----- Available records
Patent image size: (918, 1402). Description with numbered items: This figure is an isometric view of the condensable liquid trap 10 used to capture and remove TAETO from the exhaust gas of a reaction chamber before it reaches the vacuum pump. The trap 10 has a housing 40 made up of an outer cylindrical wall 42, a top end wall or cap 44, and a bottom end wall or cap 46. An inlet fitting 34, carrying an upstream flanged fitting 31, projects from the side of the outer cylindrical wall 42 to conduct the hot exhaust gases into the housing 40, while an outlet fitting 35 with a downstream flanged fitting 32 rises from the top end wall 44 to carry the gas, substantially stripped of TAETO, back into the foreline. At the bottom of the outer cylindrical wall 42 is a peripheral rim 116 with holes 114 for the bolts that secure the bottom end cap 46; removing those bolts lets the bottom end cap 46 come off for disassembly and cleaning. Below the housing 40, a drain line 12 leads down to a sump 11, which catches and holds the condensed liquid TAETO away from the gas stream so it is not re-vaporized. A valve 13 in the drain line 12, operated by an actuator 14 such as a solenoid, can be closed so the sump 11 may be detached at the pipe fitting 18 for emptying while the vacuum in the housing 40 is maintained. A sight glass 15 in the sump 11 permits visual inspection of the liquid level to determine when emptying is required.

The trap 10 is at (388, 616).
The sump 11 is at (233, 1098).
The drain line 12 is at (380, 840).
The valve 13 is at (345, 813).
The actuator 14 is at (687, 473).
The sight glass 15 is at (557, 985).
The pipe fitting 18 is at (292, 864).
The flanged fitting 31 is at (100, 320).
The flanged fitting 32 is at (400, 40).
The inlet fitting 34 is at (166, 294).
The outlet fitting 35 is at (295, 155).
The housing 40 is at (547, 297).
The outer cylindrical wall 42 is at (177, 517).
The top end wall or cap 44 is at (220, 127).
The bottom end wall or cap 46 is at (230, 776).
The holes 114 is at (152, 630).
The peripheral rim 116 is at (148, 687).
----------
Reproduce every line of the listing above, substituting "process chamber" for "reaction chamber" and leaving everything else unchanged.

## [Finished task]
Patent image size: (918, 1402). Description with numbered items: This figure is an isometric view of the condensable liquid trap 10 used to capture and remove TAETO from the exhaust gas of a process chamber before it reaches the vacuum pump. The trap 10 has a housing 40 made up of an outer cylindrical wall 42, a top end wall or cap 44, and a bottom end wall or cap 46. An inlet fitting 34, carrying an upstream flanged fitting 31, projects from the side of the outer cylindrical wall 42 to conduct the hot exhaust gases into the housing 40, while an outlet fitting 35 with a downstream flanged fitting 32 rises from the top end wall 44 to carry the gas, substantially stripped of TAETO, back into the foreline. At the bottom of the outer cylindrical wall 42 is a peripheral rim 116 with holes 114 for the bolts that secure the bottom end cap 46; removing those bolts lets the bottom end cap 46 come off for disassembly and cleaning. Below the housing 40, a drain line 12 leads down to a sump 11, which catches and holds the condensed liquid TAETO away from the gas stream so it is not re-vaporized. A valve 13 in the drain line 12, operated by an actuator 14 such as a solenoid, can be closed so the sump 11 may be detached at the pipe fitting 18 for emptying while the vacuum in the housing 40 is maintained. A sight glass 15 in the sump 11 permits visual inspection of the liquid level to determine when emptying is required.

The trap 10 is at (388, 616).
The sump 11 is at (233, 1098).
The drain line 12 is at (380, 840).
The valve 13 is at (345, 813).
The actuator 14 is at (687, 473).
The sight glass 15 is at (557, 985).
The pipe fitting 18 is at (292, 864).
The flanged fitting 31 is at (100, 320).
The flanged fitting 32 is at (400, 40).
The inlet fitting 34 is at (166, 294).
The outlet fitting 35 is at (295, 155).
The housing 40 is at (547, 297).
The outer cylindrical wall 42 is at (177, 517).
The top end wall or cap 44 is at (220, 127).
The bottom end wall or cap 46 is at (230, 776).
The holes 114 is at (152, 630).
The peripheral rim 116 is at (148, 687).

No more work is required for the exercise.